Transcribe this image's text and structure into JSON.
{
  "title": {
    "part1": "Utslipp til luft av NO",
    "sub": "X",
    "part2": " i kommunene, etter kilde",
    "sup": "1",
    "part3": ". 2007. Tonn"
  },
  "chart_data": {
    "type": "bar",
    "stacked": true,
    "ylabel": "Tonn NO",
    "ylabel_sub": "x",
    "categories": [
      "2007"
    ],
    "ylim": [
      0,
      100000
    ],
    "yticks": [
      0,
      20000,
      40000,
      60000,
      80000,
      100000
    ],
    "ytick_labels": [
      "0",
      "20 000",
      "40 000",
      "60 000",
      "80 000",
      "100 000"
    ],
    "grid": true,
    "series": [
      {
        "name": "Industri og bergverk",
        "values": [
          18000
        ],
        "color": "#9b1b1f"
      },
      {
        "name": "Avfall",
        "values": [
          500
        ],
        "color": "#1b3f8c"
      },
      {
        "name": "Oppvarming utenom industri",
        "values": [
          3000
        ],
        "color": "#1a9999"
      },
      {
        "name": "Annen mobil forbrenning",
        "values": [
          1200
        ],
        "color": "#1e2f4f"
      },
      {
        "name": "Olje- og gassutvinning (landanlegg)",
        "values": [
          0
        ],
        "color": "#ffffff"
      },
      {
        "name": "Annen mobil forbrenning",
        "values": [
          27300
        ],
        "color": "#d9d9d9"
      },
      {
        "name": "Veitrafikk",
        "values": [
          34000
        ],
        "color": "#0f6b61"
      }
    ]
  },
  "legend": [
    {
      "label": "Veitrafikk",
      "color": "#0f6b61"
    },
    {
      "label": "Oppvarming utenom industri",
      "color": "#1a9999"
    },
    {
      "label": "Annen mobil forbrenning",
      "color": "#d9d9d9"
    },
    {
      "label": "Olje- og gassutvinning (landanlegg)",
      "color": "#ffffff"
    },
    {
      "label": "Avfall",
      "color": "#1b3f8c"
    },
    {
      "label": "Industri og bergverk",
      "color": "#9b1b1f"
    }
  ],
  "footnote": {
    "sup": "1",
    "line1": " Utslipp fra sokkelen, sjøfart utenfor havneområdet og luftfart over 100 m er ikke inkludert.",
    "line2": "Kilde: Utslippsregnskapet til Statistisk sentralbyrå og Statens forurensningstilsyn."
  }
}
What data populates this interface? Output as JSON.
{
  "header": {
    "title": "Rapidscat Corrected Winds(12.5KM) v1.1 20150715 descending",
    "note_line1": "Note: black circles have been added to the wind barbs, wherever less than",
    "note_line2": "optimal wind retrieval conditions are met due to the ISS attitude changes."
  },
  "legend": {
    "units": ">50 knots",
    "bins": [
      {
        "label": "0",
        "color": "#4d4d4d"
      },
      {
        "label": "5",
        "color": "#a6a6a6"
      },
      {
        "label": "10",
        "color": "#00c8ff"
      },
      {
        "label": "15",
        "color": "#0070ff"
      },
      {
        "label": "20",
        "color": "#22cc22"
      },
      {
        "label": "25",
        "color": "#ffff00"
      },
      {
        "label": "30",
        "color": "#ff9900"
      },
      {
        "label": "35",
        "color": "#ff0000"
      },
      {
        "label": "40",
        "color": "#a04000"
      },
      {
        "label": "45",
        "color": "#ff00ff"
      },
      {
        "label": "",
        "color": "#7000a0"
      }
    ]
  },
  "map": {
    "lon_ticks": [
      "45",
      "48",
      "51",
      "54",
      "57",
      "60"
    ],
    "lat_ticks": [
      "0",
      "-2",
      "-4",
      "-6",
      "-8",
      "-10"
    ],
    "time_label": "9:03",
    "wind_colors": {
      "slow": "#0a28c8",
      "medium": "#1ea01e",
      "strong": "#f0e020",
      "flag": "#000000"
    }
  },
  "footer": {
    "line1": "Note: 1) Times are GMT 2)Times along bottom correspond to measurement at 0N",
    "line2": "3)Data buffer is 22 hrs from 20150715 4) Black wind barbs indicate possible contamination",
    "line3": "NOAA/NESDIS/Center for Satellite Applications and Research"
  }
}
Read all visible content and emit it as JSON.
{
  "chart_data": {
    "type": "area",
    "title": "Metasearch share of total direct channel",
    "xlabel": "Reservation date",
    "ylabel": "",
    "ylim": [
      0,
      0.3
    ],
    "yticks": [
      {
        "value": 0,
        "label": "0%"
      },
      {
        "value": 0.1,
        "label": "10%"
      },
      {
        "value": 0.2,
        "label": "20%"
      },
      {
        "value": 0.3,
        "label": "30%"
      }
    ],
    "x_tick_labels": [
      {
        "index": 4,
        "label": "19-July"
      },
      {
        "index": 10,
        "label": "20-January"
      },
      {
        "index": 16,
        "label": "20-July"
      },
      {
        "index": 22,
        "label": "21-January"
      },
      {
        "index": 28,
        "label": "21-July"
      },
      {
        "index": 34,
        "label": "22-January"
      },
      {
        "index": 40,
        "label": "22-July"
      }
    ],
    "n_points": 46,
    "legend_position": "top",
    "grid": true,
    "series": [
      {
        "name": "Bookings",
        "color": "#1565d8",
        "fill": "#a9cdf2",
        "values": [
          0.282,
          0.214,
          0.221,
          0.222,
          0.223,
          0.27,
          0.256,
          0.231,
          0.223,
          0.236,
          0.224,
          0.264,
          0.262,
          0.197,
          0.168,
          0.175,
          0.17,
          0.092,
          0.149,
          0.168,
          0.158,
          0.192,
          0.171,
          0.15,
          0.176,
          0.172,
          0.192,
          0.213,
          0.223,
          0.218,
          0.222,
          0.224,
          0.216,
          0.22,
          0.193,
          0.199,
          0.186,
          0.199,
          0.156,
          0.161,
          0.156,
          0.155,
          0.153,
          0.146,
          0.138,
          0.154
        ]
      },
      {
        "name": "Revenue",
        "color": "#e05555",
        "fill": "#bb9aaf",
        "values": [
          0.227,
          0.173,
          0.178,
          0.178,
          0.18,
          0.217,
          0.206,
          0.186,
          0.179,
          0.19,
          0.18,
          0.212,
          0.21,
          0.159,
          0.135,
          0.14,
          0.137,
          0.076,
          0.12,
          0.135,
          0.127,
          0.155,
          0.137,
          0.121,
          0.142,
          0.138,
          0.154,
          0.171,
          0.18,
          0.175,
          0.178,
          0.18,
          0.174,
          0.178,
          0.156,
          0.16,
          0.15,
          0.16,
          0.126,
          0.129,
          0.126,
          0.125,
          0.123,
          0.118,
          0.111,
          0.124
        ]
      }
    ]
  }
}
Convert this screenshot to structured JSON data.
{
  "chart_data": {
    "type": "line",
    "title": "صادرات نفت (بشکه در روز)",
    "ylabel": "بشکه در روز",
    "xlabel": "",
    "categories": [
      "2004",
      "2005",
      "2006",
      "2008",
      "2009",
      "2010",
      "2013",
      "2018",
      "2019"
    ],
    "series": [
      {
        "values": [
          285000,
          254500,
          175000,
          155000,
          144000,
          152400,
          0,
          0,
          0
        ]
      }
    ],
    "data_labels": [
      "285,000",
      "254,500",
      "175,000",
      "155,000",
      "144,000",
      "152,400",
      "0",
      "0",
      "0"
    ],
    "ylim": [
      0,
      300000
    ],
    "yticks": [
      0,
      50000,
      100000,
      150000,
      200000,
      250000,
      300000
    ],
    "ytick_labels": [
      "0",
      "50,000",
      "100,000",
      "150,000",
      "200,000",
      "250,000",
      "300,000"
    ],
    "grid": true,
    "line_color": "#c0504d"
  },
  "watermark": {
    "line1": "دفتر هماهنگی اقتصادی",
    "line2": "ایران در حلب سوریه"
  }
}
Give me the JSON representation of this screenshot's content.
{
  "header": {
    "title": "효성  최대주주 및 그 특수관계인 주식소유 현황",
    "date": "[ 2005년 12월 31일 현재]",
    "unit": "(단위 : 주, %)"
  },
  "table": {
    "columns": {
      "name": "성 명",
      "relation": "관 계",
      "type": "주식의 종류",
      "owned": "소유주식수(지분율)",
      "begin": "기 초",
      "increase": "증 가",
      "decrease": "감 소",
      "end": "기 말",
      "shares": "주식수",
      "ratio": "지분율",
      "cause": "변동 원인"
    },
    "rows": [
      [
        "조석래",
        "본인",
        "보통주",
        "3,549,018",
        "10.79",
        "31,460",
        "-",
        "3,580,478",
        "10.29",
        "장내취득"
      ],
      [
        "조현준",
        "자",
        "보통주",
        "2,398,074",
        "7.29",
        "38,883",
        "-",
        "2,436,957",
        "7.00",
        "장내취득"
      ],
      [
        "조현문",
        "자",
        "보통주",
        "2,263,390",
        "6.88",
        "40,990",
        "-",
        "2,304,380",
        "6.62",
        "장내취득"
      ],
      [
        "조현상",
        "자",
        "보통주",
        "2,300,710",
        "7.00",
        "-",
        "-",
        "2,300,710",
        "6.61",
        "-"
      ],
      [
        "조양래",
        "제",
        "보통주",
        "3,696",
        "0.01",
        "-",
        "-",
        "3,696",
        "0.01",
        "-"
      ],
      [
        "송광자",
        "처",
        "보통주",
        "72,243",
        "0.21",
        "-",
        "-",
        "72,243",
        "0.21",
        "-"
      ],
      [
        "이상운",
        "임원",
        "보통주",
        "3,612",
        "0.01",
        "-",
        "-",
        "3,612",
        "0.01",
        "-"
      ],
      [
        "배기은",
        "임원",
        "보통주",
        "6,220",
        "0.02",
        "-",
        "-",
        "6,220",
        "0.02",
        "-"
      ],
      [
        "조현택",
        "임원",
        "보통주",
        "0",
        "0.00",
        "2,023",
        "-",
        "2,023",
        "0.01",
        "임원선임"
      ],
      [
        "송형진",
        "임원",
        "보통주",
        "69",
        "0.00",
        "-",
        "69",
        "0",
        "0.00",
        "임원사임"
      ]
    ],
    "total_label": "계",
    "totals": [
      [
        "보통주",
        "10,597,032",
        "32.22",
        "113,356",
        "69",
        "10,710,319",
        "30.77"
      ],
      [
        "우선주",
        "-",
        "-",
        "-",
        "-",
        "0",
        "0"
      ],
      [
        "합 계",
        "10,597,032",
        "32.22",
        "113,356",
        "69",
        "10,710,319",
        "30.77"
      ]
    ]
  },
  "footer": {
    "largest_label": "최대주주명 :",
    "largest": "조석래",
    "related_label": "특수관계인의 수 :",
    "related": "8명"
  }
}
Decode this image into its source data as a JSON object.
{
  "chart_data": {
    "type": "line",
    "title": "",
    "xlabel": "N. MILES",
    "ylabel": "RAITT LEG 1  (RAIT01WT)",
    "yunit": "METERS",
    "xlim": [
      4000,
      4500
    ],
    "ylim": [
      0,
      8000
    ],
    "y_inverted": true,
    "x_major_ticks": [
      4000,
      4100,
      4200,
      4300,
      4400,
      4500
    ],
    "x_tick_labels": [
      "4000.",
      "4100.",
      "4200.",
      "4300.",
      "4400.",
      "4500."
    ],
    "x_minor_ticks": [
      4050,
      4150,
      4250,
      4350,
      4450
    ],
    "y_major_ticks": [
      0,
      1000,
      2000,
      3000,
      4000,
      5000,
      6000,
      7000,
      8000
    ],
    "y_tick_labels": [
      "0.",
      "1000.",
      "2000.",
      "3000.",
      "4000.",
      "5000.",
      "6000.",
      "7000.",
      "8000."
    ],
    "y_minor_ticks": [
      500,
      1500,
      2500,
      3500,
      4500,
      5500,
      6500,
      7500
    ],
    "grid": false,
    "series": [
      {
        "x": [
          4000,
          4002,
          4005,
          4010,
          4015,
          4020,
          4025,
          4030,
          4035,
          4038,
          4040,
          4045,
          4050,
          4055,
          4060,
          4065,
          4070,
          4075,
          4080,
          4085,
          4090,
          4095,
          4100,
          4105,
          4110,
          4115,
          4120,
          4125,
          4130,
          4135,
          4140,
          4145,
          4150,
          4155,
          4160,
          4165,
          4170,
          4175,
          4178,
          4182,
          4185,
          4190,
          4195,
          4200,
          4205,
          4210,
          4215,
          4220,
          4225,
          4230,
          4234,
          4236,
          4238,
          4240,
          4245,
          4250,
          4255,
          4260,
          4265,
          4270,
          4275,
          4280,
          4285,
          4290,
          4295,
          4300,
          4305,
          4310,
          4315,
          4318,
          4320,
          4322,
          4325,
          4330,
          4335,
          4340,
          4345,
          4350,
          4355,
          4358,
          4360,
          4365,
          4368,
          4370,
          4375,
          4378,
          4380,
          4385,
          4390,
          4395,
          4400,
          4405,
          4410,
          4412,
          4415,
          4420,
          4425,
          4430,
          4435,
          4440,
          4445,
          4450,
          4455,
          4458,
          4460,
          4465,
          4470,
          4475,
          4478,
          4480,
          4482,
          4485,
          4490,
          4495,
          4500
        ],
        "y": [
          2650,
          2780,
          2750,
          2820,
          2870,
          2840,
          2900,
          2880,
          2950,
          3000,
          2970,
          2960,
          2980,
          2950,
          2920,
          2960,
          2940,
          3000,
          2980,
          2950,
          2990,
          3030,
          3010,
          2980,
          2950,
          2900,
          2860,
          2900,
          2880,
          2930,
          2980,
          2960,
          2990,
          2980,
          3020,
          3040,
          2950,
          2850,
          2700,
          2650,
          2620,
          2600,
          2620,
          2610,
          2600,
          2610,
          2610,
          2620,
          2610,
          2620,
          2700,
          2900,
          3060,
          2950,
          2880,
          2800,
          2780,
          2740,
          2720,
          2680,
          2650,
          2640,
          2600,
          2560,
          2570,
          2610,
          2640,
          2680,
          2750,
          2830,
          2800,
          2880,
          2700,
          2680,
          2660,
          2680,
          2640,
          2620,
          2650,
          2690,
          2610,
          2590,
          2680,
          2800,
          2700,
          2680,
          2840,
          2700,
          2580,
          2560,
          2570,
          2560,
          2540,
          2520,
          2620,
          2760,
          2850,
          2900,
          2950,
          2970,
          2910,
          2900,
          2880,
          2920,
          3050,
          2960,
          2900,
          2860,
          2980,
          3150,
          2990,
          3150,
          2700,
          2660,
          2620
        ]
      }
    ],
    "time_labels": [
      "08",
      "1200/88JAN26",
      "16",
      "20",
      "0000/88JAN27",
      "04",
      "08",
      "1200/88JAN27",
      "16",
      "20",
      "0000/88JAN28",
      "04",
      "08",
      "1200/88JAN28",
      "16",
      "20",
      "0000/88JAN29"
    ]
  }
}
-=-=-=-=-
• **TASK DIRECTIONS**
Scan the listing above and copy all lines containing the word "image".

• **SOLUTION FOR THIS EXERCISE**
Transcribe this image's text and structure into JSON.
Decode this image into its source data as a JSON object.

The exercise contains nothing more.